►

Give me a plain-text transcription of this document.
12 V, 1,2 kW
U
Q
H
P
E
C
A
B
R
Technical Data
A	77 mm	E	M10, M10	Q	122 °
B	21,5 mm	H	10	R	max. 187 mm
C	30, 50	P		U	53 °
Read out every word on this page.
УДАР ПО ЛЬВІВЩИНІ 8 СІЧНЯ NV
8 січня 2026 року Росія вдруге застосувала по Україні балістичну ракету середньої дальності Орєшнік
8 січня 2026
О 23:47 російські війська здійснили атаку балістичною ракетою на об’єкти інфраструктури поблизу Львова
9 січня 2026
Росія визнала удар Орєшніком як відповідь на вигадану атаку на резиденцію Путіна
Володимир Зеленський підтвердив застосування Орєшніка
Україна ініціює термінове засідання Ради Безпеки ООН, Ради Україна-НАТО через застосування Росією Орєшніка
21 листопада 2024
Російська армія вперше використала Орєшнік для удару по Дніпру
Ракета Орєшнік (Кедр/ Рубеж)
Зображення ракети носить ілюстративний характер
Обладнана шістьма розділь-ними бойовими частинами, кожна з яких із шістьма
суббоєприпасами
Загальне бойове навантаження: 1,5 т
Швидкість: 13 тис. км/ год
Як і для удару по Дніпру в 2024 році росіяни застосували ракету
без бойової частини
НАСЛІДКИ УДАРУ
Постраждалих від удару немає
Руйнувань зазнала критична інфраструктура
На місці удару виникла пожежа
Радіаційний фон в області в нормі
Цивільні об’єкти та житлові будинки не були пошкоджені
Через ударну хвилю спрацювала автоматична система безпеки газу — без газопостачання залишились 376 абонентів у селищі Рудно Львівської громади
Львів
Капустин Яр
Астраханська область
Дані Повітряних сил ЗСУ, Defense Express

◄

* _Aim_:
Lines containing the string "Орєшніка" are to be selected and copied.

* _Exercise response_:
Володимир Зеленський підтвердив застосування Орєшніка
Україна ініціює термінове засідання Ради Безпеки ООН, Ради Україна-НАТО через застосування Росією Орєшніка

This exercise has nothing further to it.